== EXERCISE PROMPT ==
Pull out every line of the listing below where "wait" appears.

# start of RECORD SET

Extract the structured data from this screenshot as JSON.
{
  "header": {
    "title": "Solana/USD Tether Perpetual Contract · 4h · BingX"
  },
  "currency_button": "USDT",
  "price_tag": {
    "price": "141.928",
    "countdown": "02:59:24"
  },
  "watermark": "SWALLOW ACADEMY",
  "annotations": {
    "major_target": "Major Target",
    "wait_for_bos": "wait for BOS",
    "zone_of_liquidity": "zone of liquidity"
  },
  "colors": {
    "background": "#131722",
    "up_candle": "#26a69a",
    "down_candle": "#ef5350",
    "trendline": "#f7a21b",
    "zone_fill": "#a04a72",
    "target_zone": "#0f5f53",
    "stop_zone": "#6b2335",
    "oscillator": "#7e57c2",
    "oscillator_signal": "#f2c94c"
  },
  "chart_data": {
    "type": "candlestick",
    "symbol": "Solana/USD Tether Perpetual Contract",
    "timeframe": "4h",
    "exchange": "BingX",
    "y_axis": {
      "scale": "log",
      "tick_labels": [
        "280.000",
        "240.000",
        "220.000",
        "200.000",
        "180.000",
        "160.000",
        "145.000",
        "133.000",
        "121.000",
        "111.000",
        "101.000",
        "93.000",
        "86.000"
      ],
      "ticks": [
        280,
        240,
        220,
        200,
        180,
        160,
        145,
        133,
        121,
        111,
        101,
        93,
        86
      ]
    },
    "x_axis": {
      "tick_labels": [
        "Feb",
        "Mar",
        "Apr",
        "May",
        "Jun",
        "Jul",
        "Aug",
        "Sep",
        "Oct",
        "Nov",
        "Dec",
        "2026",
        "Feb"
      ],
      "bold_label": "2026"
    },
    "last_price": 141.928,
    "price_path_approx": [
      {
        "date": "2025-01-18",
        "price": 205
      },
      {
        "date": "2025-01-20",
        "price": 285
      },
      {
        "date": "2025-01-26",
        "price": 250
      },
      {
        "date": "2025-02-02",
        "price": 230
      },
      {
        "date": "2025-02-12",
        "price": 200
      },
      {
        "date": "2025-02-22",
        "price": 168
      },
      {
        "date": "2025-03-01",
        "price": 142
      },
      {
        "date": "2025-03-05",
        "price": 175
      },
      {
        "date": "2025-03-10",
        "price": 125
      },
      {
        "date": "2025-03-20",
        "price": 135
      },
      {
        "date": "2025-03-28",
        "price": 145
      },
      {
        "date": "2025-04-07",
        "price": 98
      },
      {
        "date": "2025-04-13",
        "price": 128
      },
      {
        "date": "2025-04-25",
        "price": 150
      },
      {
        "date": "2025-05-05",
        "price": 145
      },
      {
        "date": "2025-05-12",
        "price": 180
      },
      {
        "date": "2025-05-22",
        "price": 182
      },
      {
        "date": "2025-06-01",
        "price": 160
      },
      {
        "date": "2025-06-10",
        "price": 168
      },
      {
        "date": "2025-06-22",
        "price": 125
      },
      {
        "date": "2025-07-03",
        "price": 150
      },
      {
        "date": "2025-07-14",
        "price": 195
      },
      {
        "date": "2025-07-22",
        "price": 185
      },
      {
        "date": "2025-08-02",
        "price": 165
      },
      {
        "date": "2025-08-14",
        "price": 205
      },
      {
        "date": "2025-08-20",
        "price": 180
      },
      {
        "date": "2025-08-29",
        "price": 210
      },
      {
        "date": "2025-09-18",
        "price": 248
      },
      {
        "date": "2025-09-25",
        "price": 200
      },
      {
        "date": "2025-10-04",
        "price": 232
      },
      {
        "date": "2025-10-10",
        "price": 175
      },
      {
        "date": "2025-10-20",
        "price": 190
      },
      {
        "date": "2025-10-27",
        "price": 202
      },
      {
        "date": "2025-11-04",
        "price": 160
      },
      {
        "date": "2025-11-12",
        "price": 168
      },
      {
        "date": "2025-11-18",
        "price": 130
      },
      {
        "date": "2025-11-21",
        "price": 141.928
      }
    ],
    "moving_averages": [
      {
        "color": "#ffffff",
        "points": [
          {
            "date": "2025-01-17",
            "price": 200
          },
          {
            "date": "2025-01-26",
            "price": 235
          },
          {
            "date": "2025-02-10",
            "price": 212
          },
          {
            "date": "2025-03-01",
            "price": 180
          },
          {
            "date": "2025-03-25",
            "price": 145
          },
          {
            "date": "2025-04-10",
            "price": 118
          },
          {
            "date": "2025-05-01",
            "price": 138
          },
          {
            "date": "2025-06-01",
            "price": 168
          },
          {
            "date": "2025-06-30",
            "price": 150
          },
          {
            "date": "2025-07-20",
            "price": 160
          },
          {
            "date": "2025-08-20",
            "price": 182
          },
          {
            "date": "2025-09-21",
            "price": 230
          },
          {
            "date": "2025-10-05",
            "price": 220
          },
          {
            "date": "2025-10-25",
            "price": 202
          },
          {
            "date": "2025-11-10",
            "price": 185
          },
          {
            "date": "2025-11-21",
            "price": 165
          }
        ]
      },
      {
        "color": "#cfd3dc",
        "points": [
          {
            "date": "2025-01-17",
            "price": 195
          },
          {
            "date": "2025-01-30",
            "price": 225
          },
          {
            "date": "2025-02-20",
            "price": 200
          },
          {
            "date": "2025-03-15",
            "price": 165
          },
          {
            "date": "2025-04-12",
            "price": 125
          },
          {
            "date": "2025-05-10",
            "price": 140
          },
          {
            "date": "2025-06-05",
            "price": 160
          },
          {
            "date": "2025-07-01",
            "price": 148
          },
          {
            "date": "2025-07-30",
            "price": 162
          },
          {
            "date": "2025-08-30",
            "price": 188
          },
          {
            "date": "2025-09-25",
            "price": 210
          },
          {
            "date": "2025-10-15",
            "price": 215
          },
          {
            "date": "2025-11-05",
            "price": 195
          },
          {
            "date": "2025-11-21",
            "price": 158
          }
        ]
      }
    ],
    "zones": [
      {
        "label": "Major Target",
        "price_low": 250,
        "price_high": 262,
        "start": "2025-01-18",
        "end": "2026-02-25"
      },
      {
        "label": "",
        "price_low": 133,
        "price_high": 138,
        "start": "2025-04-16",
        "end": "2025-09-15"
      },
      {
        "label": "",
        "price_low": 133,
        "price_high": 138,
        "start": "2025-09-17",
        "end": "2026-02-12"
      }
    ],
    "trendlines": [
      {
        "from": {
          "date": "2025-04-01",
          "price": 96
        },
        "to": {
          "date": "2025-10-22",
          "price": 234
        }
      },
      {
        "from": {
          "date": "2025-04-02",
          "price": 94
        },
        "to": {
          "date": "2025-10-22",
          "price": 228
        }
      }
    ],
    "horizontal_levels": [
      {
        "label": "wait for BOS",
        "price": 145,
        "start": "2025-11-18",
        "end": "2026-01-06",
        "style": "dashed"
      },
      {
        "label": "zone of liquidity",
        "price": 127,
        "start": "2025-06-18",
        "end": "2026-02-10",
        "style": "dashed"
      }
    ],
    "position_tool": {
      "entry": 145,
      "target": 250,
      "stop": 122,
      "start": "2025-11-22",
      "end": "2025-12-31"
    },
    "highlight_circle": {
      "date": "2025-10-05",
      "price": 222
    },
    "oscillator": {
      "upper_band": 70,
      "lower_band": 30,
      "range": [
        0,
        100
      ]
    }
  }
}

# end of RECORD SET

== SOLUTION TO THIS TASK ==
    "wait_for_bos": "wait for BOS",
        "label": "wait for BOS",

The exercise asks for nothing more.